Brano di partenza
+---+

Tra occasioni perse e còlte, l'incostanza è uno dei nostri mali
Guardare indietro per capire la partita che si sta giocando dal 4 marzo. Parla il professor Sabino Cassese
Professor Cassese, a distanza di un mese dalle elezioni politiche nazionali del 4 marzo, è in corso una grande partita a scacchi, dagli esiti incerti. Corriamo, intanto, il pericolo di perdere l’occasione della ripresa economica in atto, o almeno di coglierla al rallentatore, camminando mentre gli altri corrono?
E’ una bella questione, alla quale proverei a rispondere (o a non rispondere?) guardando indietro, alle occasioni perdute della storia repubblicana, anche perché un bilancio molto acuto e ricco è stato fatto da una quindicina di studiosi sotto la guida di Franco Amatori, nel cinquantunesimo “Annale” Feltrinelli, intitolato “L’approdo mancato”, che contiene un vero e proprio generale esame di coscienza, partendo da quello che promettevano il piano Sinigaglia, l’Eni di Mattei, la Fiat quinta impresa mondiale dell’auto, l’Alfa Romeo di Luraghi, l’Autosole costruita in otto anni, la chimica, i progetti di Reiss Romoli.
Che cosa si impara leggendo il libro?

+---+

Dati registrati
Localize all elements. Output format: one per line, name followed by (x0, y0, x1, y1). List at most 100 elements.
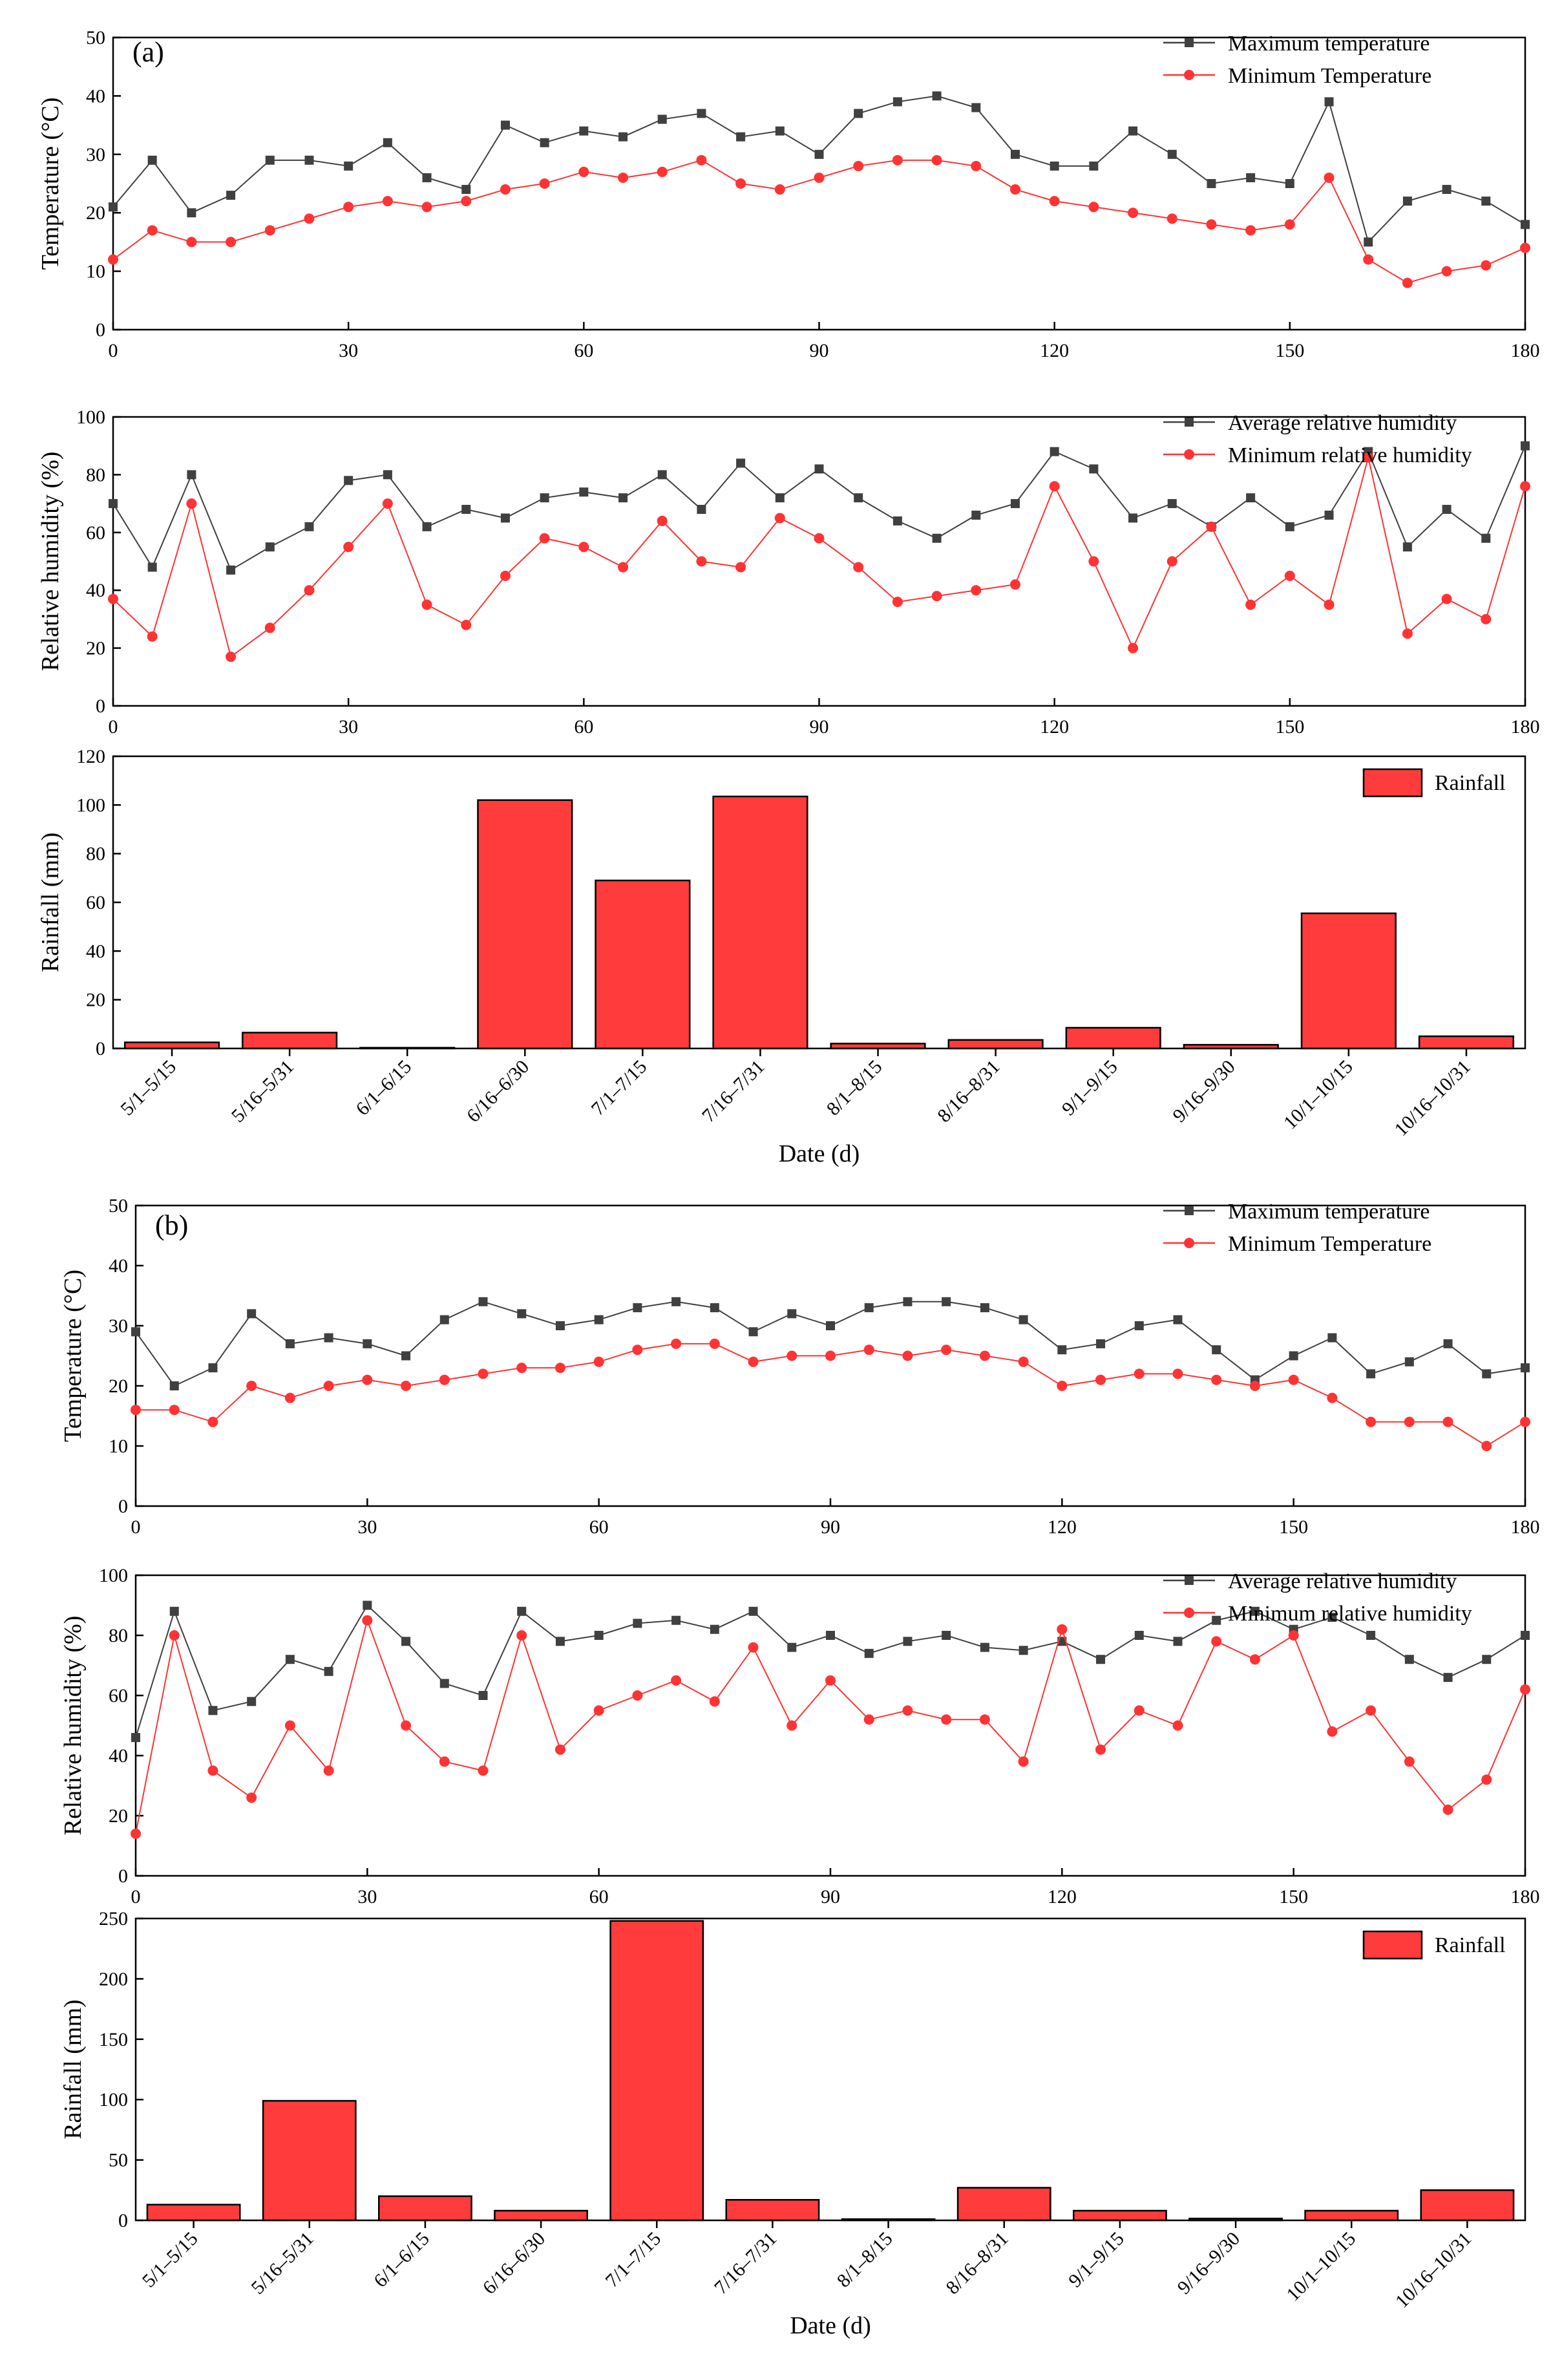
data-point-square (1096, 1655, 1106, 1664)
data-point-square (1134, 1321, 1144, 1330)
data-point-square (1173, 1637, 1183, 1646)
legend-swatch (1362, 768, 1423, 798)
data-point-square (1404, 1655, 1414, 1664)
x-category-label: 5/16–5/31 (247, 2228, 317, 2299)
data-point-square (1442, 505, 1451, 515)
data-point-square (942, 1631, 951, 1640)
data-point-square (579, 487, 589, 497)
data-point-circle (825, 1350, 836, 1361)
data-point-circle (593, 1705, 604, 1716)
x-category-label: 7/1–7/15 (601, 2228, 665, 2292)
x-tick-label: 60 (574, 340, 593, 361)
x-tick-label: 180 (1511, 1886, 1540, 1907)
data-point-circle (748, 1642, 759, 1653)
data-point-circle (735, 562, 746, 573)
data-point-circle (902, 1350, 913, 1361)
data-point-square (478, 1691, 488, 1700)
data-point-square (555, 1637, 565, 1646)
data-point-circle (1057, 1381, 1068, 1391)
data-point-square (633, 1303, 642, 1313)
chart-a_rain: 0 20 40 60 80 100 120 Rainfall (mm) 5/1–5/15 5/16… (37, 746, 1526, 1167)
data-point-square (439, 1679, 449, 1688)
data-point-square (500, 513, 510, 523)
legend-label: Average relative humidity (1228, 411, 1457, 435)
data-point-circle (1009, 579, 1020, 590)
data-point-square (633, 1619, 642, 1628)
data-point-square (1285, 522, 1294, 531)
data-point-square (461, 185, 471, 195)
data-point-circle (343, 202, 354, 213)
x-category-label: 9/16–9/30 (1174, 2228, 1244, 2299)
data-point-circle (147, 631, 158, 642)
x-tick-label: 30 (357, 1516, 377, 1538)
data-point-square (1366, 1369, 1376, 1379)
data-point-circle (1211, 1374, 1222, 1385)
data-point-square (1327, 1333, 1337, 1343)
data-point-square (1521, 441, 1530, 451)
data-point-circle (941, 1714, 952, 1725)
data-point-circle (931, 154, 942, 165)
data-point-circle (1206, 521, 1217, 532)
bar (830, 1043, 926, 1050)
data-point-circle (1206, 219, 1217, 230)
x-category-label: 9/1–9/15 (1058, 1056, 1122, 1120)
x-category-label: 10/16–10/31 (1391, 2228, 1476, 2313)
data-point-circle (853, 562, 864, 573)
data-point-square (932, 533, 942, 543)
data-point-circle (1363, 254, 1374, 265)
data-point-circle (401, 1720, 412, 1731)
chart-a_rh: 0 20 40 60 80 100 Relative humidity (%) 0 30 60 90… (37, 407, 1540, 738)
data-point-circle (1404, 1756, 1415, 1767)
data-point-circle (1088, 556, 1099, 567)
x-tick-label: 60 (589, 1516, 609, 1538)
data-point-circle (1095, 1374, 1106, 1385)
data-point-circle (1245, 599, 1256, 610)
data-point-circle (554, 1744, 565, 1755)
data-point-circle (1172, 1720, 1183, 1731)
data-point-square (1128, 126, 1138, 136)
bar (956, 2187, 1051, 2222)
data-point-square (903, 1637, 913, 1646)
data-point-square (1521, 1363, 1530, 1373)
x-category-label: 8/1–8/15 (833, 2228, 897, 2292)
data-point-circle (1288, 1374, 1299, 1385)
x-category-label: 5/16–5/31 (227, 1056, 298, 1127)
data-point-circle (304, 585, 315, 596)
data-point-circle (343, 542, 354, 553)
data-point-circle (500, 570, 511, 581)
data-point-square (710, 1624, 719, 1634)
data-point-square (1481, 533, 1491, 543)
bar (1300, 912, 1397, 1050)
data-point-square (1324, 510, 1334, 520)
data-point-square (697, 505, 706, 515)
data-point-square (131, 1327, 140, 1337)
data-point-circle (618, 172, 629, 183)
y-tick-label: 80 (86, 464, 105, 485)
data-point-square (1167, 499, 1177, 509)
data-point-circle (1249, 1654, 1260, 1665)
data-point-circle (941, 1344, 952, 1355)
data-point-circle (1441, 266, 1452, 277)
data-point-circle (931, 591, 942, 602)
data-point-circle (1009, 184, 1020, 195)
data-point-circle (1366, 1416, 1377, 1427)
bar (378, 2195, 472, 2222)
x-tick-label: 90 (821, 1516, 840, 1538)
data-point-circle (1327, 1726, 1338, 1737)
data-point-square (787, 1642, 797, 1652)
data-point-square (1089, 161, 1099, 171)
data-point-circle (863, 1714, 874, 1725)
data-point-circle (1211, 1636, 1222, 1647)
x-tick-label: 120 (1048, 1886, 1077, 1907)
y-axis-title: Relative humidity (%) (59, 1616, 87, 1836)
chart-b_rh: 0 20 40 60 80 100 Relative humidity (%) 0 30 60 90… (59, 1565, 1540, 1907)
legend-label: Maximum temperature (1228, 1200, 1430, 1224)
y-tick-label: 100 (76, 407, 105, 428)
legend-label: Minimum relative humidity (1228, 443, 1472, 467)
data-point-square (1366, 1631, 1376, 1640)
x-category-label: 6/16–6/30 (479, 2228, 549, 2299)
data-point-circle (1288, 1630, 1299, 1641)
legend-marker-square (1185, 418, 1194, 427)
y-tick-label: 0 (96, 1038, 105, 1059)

+---+

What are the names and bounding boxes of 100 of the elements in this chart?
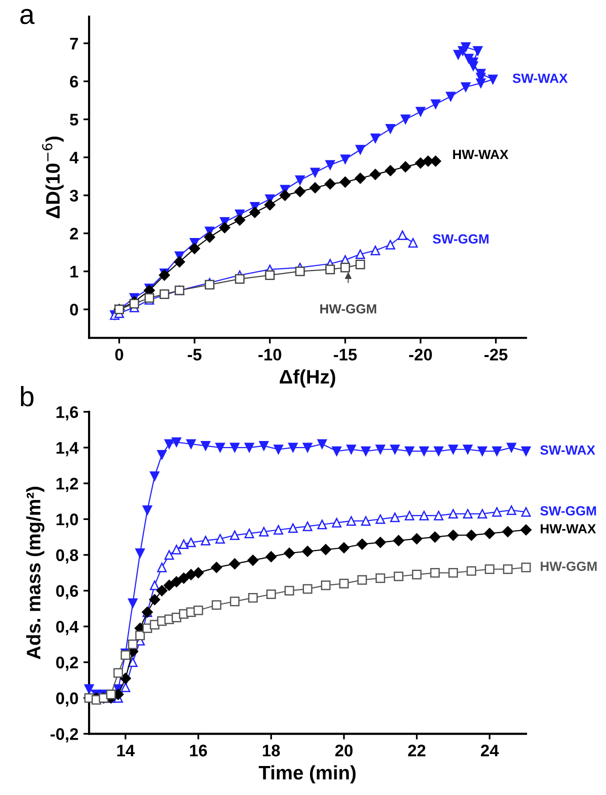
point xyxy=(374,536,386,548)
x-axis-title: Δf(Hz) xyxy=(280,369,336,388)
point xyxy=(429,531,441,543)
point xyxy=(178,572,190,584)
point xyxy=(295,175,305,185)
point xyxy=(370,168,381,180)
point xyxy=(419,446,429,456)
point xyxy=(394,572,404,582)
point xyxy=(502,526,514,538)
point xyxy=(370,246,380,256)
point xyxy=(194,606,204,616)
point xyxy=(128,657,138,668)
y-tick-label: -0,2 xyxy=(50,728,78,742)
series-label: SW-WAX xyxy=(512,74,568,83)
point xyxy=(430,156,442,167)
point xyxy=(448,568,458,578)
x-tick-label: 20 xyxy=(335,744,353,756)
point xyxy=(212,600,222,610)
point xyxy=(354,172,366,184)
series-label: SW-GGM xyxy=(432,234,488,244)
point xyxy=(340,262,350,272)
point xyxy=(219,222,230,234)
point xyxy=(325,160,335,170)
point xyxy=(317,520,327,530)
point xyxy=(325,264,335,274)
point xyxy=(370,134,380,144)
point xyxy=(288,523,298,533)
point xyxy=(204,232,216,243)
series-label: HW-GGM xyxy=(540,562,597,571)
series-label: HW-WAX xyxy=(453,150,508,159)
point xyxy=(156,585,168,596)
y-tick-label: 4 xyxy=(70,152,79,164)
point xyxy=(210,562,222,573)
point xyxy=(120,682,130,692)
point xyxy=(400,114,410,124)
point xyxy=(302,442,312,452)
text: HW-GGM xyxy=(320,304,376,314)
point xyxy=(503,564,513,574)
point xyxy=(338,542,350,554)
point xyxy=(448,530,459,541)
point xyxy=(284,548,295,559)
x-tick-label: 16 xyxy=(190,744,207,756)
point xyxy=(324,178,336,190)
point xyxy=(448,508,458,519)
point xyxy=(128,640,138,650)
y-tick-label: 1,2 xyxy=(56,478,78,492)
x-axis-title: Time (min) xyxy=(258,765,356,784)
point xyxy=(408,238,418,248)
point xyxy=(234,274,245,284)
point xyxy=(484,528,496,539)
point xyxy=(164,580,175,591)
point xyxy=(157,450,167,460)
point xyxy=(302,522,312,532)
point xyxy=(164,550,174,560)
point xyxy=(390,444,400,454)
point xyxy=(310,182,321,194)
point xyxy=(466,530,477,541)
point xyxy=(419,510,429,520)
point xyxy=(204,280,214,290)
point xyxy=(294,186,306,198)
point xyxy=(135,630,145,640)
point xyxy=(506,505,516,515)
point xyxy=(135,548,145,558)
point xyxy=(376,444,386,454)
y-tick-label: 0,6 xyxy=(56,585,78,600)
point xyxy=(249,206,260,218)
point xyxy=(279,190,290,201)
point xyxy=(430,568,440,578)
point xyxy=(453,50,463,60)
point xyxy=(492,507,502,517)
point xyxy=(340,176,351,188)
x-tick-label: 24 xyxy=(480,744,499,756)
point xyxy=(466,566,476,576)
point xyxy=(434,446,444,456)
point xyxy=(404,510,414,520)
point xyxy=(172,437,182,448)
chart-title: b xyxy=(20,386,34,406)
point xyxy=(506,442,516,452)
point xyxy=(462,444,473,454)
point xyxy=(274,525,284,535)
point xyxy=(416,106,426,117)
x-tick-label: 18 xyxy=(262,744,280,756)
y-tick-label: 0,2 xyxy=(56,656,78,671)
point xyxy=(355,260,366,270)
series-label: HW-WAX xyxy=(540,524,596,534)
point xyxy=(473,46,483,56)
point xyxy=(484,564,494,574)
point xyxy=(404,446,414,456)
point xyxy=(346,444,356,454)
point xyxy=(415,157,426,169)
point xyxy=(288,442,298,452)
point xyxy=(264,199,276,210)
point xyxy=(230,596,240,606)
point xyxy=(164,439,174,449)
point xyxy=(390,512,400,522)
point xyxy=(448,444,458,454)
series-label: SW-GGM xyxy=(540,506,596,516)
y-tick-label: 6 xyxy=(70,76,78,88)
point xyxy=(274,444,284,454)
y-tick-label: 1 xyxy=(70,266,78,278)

+---+

Esercizio assegnato
Per favore, ricopia parola per parola l'intervista a Sabino Cassese da "Tra occasioni perse" fino a "gli altri corrono?" incluso. Per questo esercizio i dati non servono.

Risposta
Tra occasioni perse e còlte, l'incostanza è uno dei nostri mali
Guardare indietro per capire la partita che si sta giocando dal 4 marzo. Parla il professor Sabino Cassese
Professor Cassese, a distanza di un mese dalle elezioni politiche nazionali del 4 marzo, è in corso una grande partita a scacchi, dagli esiti incerti. Corriamo, intanto, il pericolo di perdere l’occasione della ripresa economica in atto, o almeno di coglierla al rallentatore, camminando mentre gli altri corrono?